DATA ENTRIES:
----
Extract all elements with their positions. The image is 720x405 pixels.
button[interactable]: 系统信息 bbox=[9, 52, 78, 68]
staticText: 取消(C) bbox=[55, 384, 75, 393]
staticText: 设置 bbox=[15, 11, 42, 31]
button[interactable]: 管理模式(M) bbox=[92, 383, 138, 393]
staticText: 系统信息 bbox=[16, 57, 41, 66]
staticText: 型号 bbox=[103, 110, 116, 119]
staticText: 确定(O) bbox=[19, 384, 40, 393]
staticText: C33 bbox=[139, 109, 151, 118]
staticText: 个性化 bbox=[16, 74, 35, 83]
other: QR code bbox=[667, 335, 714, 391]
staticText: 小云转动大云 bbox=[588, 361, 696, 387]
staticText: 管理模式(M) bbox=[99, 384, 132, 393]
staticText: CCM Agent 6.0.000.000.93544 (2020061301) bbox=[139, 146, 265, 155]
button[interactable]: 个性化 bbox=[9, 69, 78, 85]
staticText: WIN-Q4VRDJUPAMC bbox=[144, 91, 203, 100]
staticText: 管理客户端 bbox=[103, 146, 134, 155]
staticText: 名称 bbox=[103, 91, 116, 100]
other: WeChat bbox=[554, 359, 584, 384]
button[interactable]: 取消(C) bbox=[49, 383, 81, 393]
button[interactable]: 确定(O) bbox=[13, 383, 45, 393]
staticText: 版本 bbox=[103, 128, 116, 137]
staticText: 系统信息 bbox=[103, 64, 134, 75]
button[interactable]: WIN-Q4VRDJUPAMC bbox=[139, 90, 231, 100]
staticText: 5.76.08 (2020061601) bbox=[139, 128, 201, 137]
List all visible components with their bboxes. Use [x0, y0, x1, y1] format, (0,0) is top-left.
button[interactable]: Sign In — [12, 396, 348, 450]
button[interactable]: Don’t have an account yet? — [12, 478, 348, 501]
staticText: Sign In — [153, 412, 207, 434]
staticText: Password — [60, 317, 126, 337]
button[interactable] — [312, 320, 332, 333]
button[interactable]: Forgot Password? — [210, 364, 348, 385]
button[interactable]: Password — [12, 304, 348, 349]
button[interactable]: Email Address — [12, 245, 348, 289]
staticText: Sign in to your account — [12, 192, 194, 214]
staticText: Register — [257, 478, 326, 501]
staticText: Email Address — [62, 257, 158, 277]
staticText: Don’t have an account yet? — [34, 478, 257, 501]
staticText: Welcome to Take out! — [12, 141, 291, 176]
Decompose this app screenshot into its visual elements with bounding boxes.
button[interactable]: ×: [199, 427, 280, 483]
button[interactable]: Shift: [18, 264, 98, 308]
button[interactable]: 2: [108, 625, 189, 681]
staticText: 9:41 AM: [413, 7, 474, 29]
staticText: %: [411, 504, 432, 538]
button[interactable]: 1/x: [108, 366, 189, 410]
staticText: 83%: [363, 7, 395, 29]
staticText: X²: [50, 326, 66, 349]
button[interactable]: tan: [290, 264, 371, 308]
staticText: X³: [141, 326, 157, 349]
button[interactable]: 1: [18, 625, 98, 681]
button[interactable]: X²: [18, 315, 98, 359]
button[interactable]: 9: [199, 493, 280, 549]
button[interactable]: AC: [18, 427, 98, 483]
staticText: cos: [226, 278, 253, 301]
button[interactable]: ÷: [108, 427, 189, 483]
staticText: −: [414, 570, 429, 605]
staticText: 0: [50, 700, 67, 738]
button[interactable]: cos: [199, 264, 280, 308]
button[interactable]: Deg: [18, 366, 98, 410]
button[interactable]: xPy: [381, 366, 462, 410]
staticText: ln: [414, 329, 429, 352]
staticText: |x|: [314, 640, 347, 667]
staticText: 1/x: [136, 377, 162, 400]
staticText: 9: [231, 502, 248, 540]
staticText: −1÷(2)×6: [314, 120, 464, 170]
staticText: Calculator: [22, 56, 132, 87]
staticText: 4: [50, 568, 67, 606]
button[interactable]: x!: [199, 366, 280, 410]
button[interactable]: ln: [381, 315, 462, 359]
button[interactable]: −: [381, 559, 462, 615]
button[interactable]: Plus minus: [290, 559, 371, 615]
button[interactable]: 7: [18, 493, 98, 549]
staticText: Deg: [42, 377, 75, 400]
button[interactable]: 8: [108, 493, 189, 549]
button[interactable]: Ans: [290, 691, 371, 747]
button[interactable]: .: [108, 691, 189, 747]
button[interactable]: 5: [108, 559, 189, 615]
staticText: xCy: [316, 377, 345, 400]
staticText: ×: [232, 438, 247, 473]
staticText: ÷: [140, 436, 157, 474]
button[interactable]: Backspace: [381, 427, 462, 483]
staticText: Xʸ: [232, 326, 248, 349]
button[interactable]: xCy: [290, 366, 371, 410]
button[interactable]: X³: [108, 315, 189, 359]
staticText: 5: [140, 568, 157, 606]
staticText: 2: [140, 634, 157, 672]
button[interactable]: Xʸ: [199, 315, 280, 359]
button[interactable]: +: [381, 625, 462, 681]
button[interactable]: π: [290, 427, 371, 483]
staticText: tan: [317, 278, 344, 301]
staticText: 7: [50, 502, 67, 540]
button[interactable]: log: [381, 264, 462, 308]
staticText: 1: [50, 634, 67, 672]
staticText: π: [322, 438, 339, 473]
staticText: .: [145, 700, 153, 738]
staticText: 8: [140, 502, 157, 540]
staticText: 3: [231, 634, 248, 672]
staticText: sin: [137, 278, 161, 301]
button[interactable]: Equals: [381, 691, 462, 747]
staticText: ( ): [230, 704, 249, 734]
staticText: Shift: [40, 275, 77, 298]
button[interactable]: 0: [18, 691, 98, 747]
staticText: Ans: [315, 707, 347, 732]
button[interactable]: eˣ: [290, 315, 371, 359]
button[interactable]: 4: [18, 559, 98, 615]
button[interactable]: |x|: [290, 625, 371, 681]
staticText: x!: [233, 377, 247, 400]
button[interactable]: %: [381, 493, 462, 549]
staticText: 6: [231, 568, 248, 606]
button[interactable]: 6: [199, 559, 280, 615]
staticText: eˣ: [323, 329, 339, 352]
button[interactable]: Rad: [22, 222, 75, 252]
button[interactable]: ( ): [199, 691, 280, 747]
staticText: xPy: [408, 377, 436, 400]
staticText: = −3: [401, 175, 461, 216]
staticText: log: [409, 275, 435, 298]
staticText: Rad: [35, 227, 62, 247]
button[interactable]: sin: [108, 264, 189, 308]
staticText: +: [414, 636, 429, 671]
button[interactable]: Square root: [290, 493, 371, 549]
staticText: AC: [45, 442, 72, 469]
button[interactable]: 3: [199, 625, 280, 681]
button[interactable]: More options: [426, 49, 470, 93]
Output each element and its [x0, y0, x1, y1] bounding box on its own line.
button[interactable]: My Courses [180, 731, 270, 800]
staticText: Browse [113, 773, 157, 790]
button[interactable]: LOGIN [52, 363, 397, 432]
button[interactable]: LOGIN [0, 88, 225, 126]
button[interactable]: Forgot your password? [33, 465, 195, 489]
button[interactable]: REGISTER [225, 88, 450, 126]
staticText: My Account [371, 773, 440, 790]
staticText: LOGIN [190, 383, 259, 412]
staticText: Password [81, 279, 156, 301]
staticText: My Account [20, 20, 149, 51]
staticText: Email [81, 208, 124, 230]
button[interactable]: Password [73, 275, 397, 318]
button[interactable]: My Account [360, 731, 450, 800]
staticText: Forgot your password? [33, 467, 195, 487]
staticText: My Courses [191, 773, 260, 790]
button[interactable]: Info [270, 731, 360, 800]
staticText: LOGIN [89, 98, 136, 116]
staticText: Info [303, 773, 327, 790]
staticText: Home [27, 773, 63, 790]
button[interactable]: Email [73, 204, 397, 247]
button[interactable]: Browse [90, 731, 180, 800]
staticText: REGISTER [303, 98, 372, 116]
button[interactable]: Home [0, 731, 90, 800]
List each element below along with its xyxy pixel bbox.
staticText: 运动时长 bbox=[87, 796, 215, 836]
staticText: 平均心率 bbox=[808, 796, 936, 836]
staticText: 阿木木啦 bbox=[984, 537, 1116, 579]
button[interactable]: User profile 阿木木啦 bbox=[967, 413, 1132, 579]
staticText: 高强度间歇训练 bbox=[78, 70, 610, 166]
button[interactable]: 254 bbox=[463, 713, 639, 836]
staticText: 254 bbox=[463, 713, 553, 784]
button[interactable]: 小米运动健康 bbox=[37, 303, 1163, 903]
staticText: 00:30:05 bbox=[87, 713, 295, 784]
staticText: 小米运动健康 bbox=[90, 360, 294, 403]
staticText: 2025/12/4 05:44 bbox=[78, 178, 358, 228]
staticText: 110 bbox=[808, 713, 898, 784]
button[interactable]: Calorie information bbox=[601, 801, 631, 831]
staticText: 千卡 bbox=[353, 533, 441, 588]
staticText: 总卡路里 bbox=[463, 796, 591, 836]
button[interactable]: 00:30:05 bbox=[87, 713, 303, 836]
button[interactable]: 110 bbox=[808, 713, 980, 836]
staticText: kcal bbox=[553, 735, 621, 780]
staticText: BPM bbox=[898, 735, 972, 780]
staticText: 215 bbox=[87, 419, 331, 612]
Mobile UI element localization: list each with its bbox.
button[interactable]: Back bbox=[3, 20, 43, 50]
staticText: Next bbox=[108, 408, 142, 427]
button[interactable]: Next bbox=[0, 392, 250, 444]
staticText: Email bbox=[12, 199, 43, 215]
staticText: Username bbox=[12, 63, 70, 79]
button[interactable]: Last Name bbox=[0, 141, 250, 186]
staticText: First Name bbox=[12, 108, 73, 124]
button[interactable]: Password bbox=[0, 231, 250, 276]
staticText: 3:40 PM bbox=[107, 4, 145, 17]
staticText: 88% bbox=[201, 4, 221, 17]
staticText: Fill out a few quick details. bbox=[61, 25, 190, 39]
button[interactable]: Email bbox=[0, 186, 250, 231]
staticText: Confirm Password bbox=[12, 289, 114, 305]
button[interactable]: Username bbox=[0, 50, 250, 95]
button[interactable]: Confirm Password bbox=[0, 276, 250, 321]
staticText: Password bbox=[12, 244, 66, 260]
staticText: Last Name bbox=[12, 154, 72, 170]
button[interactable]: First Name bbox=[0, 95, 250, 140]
----
DIRECTIONS FOR THIS TASK:
Retype the records exactly, starting at their first line and ending with the line that contains "staticText: 系统信息 bbox=[16, 57, 41, 66]", including that line.

EXPECTED ANSWER:
Extract all elements with their positions. The image is 720x405 pixels.
button[interactable]: 系统信息 bbox=[9, 52, 78, 68]
staticText: 取消(C) bbox=[55, 384, 75, 393]
staticText: 设置 bbox=[15, 11, 42, 31]
button[interactable]: 管理模式(M) bbox=[92, 383, 138, 393]
staticText: 系统信息 bbox=[16, 57, 41, 66]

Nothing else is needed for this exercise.